• _Work required_
Output every line of the data below as a JSON array of strings, with one string per line and blank lines omitted.

-- START Provided records --

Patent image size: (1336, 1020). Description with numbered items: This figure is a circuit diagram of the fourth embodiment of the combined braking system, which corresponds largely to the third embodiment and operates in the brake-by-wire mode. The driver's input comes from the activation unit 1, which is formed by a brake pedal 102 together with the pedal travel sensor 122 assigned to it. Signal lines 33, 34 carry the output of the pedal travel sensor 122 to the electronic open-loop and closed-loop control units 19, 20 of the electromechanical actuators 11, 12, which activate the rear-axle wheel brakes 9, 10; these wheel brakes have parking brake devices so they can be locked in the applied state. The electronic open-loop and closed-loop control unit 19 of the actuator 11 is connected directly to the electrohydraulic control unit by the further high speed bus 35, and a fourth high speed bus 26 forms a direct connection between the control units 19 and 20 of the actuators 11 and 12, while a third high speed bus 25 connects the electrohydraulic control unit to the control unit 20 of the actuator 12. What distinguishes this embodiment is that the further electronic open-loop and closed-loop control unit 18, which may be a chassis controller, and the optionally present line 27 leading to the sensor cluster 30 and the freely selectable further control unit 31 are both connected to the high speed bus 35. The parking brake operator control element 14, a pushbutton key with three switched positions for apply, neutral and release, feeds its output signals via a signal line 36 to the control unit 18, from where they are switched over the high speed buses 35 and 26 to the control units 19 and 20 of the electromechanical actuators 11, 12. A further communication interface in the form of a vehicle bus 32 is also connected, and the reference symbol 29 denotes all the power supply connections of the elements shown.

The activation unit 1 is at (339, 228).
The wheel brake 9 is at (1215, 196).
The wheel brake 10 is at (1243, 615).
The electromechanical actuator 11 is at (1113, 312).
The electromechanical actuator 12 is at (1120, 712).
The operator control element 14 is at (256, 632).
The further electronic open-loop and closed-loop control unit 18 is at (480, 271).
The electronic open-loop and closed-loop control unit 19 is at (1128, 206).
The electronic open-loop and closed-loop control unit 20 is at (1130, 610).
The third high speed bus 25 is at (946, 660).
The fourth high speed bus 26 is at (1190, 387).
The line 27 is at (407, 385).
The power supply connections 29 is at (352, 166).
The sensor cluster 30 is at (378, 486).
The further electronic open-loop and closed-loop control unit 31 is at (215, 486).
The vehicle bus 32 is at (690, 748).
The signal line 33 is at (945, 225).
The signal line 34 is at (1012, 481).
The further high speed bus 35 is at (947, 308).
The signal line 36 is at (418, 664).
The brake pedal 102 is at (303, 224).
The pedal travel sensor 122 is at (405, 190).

-- END Provided records --

• _Task solution_
[
  "Patent image size: (1336, 1020). Description with numbered items: This figure is a circuit diagram of the fourth embodiment of the combined braking system, which corresponds largely to the third embodiment and operates in the brake-by-wire mode. The driver's input comes from the activation unit 1, which is formed by a brake pedal 102 together with the pedal travel sensor 122 assigned to it. Signal lines 33, 34 carry the output of the pedal travel sensor 122 to the electronic open-loop and closed-loop control units 19, 20 of the electromechanical actuators 11, 12, which activate the rear-axle wheel brakes 9, 10; these wheel brakes have parking brake devices so they can be locked in the applied state. The electronic open-loop and closed-loop control unit 19 of the actuator 11 is connected directly to the electrohydraulic control unit by the further high speed bus 35, and a fourth high speed bus 26 forms a direct connection between the control units 19 and 20 of the actuators 11 and 12, while a third high speed bus 25 connects the electrohydraulic control unit to the control unit 20 of the actuator 12. What distinguishes this embodiment is that the further electronic open-loop and closed-loop control unit 18, which may be a chassis controller, and the optionally present line 27 leading to the sensor cluster 30 and the freely selectable further control unit 31 are both connected to the high speed bus 35. The parking brake operator control element 14, a pushbutton key with three switched positions for apply, neutral and release, feeds its output signals via a signal line 36 to the control unit 18, from where they are switched over the high speed buses 35 and 26 to the control units 19 and 20 of the electromechanical actuators 11, 12. A further communication interface in the form of a vehicle bus 32 is also connected, and the reference symbol 29 denotes all the power supply connections of the elements shown.",
  "The activation unit 1 is at (339, 228).",
  "The wheel brake 9 is at (1215, 196).",
  "The wheel brake 10 is at (1243, 615).",
  "The electromechanical actuator 11 is at (1113, 312).",
  "The electromechanical actuator 12 is at (1120, 712).",
  "The operator control element 14 is at (256, 632).",
  "The further electronic open-loop and closed-loop control unit 18 is at (480, 271).",
  "The electronic open-loop and closed-loop control unit 19 is at (1128, 206).",
  "The electronic open-loop and closed-loop control unit 20 is at (1130, 610).",
  "The third high speed bus 25 is at (946, 660).",
  "The fourth high speed bus 26 is at (1190, 387).",
  "The line 27 is at (407, 385).",
  "The power supply connections 29 is at (352, 166).",
  "The sensor cluster 30 is at (378, 486).",
  "The further electronic open-loop and closed-loop control unit 31 is at (215, 486).",
  "The vehicle bus 32 is at (690, 748).",
  "The signal line 33 is at (945, 225).",
  "The signal line 34 is at (1012, 481).",
  "The further high speed bus 35 is at (947, 308).",
  "The signal line 36 is at (418, 664).",
  "The brake pedal 102 is at (303, 224).",
  "The pedal travel sensor 122 is at (405, 190)."
]